__Problem set__:
**1)** In the stellar luminosity notebook, what equation defines the linear model with its explicit bias term?
**2)** In the listing, take the part that opens with the line containing "a-plus-logo-icon [826, 62, 938, 166]" and closes with the line containing "paragraph: In the". Write out only those lines, substituting "spouses" for "husbands" and keeping everything else unchanged.

__Given passage__:
++++++++++
# Stellar luminosity:
## Linear Model for Regression

In this notebook, linear regression will be implemented to model the mass-luminosity relationship of stars. 

### Objective

Model stellar luminosity as a function of stellar mass using linear regression with an explicit bias term: L_hat = w * M + b.

### Dataset and Notation

We will use the following notation for the notebook

- **M:** stellar mass (in units of solar mass, M⊙)
- **L:** stellar luminosity (in units of solar luminosity, L⊙)

And the dataset for this first part is:

M = [0.6, 0.8, 1.0, 1.2, 1.4, 1.6, 1.8, 2.0, 2.2, 2.4]
L = [0.15, 0.35, 1.00, 2.30, 4.10, 7.00, 11.2, 17.5, 25.0, 35.0]


In [None]:
import numpy as np
import matplotlib.pyplot as plt
import pandas as pd

In [None]:
#Set variables in arrays (one feature)
++++++++++
__Data rows__:
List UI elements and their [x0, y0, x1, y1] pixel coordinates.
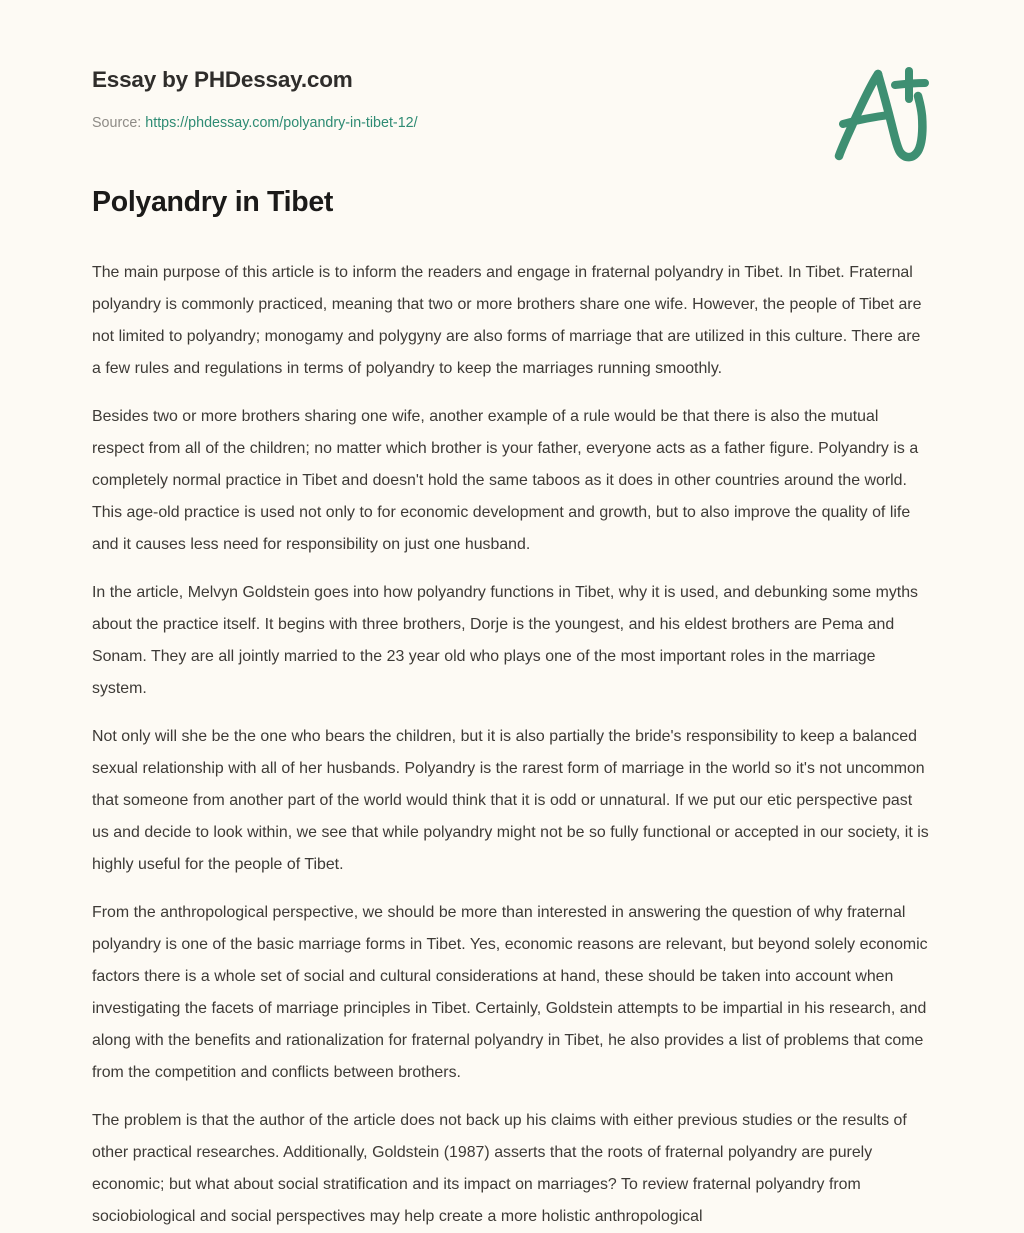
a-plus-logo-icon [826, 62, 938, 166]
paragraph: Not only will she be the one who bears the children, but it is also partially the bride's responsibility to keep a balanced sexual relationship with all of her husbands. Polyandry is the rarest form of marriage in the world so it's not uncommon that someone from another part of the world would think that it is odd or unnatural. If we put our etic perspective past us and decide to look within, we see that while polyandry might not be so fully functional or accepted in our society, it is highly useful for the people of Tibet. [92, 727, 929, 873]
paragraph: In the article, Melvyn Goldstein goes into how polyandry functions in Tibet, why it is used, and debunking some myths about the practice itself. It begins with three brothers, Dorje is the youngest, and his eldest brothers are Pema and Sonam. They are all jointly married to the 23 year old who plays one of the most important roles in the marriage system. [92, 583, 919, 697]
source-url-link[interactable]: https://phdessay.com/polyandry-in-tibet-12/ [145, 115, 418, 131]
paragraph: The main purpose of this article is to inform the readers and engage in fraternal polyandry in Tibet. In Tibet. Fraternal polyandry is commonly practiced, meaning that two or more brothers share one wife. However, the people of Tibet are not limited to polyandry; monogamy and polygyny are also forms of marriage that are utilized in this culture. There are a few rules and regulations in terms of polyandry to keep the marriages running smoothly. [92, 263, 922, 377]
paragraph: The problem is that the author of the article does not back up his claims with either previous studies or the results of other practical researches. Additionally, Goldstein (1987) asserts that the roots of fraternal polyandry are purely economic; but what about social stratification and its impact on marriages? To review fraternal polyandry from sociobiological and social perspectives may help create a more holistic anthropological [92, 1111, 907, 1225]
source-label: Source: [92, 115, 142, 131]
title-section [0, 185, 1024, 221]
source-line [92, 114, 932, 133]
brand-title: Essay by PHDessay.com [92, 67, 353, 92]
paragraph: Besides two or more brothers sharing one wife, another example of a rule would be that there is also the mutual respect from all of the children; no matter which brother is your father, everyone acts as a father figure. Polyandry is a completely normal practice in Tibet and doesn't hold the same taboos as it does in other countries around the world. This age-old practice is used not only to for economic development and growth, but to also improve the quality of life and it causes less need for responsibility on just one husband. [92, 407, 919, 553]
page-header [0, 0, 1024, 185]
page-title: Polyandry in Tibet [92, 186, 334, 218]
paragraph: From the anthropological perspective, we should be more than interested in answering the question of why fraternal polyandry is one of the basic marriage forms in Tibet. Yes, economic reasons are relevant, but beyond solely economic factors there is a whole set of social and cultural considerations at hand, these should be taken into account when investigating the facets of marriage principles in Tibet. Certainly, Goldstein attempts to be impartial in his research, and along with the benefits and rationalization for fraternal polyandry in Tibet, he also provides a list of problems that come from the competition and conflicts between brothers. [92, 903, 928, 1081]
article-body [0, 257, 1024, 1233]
++++++++++
__Results of the exercise__:
**1)** L_hat = w * M + b

**2)**
a-plus-logo-icon [826, 62, 938, 166]
paragraph: Not only will she be the one who bears the children, but it is also partially the bride's responsibility to keep a balanced sexual relationship with all of her spouses. Polyandry is the rarest form of marriage in the world so it's not uncommon that someone from another part of the world would think that it is odd or unnatural. If we put our etic perspective past us and decide to look within, we see that while polyandry might not be so fully functional or accepted in our society, it is highly useful for the people of Tibet. [92, 727, 929, 873]
paragraph: In the article, Melvyn Goldstein goes into how polyandry functions in Tibet, why it is used, and debunking some myths about the practice itself. It begins with three brothers, Dorje is the youngest, and his eldest brothers are Pema and Sonam. They are all jointly married to the 23 year old who plays one of the most important roles in the marriage system. [92, 583, 919, 697]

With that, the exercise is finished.